• Requirement
Each line that holds the string "type" counts once; say how many such lines there are and add nothing.

• Rows
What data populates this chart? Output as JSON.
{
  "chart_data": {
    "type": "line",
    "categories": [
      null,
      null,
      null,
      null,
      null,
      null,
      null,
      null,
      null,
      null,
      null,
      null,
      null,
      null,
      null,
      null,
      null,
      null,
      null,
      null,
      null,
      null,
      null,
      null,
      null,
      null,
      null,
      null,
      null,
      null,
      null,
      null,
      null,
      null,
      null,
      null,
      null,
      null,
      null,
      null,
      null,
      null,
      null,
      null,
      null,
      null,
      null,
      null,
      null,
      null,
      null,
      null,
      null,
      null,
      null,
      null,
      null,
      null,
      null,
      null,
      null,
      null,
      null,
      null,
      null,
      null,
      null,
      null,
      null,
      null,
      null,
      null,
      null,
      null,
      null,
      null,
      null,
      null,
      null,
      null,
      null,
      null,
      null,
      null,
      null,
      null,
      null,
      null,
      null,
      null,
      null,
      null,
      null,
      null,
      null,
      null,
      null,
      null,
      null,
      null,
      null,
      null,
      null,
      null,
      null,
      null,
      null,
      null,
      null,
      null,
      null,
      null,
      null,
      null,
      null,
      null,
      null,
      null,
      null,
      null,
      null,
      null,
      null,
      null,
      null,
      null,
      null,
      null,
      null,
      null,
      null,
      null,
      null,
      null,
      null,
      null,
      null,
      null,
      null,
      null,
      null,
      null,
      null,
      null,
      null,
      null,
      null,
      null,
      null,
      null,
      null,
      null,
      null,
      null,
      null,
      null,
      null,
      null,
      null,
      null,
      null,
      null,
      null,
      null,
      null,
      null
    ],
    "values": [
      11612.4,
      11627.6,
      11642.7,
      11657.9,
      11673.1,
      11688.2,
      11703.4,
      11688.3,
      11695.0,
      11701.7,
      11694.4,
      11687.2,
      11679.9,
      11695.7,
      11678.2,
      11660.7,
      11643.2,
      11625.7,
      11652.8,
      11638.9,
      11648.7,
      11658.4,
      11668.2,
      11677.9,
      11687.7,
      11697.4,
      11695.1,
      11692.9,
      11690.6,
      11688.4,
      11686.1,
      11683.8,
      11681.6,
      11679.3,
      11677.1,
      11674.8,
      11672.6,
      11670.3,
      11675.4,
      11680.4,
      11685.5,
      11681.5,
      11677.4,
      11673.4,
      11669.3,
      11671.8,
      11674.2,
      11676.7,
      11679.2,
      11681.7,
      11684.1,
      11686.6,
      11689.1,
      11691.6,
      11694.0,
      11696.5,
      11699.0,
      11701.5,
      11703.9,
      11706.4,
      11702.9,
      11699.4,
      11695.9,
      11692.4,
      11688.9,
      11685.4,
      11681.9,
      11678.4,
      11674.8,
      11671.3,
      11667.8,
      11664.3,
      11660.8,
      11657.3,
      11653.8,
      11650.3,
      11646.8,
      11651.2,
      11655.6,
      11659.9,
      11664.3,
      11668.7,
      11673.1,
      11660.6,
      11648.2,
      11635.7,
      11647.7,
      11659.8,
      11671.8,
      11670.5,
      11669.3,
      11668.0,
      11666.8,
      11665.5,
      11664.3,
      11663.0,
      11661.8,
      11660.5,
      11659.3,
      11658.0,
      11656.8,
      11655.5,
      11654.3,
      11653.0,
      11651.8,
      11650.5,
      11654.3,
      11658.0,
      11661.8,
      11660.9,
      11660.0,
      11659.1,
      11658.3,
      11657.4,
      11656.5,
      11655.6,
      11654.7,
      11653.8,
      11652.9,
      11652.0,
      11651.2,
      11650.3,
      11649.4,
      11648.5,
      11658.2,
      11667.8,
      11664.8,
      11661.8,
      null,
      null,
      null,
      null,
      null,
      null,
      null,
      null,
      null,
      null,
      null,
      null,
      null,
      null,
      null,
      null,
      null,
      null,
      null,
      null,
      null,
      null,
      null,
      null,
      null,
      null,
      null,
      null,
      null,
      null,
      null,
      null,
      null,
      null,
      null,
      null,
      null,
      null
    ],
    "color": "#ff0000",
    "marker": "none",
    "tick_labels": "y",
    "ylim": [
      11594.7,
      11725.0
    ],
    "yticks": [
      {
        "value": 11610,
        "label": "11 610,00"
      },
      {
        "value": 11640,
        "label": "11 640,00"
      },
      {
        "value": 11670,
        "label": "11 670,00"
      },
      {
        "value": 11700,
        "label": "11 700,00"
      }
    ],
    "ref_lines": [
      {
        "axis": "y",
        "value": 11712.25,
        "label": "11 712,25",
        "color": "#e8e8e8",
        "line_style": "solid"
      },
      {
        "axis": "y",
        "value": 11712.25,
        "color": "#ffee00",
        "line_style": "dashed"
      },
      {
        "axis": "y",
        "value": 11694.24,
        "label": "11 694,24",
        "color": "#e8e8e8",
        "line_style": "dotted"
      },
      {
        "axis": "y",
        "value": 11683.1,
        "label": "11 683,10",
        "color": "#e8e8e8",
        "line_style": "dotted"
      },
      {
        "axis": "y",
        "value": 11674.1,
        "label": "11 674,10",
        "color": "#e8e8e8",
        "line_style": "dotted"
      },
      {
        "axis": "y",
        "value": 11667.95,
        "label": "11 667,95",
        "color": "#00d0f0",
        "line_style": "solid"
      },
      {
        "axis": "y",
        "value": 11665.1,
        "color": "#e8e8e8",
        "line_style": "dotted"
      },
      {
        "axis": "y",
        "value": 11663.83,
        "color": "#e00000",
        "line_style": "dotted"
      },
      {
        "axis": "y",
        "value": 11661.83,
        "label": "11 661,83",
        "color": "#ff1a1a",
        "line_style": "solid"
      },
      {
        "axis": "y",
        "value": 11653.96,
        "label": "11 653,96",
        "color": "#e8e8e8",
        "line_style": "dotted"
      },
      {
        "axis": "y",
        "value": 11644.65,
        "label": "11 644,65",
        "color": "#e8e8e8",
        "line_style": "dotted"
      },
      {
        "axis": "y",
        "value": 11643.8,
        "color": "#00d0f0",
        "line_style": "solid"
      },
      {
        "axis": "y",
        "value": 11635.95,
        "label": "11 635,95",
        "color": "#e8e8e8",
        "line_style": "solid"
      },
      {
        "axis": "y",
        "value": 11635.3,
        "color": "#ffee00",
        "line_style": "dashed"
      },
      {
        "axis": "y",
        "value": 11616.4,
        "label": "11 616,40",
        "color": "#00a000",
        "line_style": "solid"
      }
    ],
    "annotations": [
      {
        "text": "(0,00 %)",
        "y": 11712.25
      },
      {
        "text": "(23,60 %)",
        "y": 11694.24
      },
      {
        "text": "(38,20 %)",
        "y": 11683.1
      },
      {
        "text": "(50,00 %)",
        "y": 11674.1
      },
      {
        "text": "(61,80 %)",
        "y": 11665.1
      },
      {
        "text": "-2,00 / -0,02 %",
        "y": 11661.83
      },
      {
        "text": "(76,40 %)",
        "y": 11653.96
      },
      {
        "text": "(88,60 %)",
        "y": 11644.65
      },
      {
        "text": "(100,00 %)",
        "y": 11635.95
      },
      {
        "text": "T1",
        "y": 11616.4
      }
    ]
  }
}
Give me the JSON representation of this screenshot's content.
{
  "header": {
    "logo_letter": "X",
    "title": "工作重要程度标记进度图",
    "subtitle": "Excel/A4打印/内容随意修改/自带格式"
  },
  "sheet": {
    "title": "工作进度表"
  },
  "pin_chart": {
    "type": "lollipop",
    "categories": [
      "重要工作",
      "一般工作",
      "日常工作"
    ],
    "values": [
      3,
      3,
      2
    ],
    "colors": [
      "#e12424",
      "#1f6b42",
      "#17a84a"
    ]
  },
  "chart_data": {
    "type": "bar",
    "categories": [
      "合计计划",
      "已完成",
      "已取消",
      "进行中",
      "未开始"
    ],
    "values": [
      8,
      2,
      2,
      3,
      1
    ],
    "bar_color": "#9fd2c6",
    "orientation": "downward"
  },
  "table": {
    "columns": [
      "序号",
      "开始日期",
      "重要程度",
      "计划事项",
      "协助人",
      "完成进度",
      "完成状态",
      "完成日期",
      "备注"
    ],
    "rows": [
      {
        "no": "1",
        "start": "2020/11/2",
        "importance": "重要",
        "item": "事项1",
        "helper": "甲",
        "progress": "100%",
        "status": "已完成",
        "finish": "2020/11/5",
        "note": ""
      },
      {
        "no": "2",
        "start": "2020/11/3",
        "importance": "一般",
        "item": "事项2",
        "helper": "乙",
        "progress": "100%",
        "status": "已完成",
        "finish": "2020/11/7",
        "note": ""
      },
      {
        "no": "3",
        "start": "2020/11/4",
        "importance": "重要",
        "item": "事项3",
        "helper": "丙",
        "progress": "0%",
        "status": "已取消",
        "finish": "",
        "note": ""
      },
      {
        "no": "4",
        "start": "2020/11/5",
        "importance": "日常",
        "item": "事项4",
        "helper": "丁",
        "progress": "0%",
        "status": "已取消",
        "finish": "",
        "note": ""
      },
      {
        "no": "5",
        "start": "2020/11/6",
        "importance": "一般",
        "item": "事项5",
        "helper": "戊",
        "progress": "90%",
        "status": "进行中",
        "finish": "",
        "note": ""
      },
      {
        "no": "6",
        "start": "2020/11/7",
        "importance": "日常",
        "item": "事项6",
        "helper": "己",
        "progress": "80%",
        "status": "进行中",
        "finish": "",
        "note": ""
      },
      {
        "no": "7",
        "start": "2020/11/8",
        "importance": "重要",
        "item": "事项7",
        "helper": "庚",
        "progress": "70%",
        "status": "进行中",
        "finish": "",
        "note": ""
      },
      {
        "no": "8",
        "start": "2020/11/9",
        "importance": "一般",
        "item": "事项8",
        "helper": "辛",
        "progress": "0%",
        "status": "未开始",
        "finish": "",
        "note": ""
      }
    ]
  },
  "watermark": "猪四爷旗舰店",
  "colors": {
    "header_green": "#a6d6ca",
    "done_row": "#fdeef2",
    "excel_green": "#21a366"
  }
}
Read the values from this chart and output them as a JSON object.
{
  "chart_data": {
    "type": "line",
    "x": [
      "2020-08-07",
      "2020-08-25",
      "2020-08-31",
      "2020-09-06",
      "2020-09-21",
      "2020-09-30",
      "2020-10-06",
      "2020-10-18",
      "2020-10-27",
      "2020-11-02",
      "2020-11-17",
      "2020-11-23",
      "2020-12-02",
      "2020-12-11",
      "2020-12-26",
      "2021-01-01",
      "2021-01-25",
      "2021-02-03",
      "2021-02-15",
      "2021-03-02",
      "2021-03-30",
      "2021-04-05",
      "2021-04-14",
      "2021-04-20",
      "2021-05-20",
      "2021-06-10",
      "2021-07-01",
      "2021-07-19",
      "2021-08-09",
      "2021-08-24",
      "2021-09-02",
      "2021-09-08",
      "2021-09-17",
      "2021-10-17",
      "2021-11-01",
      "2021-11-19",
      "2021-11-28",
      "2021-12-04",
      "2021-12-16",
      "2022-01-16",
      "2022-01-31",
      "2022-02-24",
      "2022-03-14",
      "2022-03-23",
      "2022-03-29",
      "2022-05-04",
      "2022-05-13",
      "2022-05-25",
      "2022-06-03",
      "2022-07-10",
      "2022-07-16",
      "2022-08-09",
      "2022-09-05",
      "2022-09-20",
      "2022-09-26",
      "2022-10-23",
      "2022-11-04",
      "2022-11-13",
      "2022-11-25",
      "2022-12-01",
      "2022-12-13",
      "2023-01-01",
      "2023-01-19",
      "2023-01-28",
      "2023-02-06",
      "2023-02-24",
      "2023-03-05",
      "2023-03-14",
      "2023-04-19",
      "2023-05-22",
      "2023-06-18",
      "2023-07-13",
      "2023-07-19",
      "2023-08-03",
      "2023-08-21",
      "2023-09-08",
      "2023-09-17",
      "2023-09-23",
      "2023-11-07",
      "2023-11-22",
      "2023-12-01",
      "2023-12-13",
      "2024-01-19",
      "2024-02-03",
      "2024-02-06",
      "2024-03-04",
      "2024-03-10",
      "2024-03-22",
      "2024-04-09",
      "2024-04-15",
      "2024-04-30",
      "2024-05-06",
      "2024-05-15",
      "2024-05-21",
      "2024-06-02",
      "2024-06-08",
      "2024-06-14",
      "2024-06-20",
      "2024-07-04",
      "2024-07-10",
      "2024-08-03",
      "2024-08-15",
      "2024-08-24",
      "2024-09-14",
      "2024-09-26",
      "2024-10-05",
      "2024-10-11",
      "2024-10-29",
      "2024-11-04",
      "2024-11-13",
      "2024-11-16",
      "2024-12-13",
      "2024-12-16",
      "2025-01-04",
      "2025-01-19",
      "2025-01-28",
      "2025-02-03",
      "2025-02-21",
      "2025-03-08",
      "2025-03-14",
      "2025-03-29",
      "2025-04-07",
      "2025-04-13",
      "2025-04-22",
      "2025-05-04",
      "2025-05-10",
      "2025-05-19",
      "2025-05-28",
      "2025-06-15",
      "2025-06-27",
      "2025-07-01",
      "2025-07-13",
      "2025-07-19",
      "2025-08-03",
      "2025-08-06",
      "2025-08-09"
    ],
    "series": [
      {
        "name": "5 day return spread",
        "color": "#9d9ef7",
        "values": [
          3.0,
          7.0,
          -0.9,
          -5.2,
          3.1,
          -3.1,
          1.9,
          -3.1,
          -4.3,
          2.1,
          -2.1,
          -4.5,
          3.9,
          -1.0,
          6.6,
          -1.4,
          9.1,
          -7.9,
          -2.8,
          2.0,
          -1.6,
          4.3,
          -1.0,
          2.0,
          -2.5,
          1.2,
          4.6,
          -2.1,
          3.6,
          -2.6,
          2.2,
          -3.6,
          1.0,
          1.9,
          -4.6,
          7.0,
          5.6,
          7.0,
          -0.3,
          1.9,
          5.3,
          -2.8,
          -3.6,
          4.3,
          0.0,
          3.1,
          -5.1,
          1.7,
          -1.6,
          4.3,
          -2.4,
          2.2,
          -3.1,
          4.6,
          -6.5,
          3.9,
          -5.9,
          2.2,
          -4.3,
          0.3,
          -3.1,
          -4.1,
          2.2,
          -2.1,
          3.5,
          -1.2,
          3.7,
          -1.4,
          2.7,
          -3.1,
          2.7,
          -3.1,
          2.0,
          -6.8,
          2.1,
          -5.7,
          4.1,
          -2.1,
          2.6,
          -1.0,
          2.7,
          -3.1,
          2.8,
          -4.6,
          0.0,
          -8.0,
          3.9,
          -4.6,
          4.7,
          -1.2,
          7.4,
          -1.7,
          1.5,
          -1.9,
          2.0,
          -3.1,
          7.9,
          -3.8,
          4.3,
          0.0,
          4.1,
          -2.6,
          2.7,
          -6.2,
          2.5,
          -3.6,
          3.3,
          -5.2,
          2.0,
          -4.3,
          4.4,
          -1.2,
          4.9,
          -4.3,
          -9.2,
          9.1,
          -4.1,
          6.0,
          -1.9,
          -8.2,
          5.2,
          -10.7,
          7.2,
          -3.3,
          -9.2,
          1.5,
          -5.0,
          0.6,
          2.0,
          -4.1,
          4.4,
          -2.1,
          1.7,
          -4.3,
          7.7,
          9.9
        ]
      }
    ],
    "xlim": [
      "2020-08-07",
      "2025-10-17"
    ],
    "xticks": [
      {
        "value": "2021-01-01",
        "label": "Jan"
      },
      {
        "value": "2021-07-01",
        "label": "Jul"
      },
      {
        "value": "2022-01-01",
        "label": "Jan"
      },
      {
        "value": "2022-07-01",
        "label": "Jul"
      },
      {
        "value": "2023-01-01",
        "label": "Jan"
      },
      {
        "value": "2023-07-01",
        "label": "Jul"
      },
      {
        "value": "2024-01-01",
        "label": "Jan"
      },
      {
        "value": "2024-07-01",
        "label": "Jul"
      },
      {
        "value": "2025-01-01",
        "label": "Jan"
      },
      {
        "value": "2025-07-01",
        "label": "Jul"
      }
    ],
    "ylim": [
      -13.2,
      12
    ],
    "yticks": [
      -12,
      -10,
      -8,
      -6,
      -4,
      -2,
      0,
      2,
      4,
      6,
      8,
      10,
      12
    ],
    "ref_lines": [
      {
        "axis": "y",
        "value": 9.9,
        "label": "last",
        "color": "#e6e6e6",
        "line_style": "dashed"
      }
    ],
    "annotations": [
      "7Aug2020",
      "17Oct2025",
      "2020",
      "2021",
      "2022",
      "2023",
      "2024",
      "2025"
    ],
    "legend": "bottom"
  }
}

• Task output
4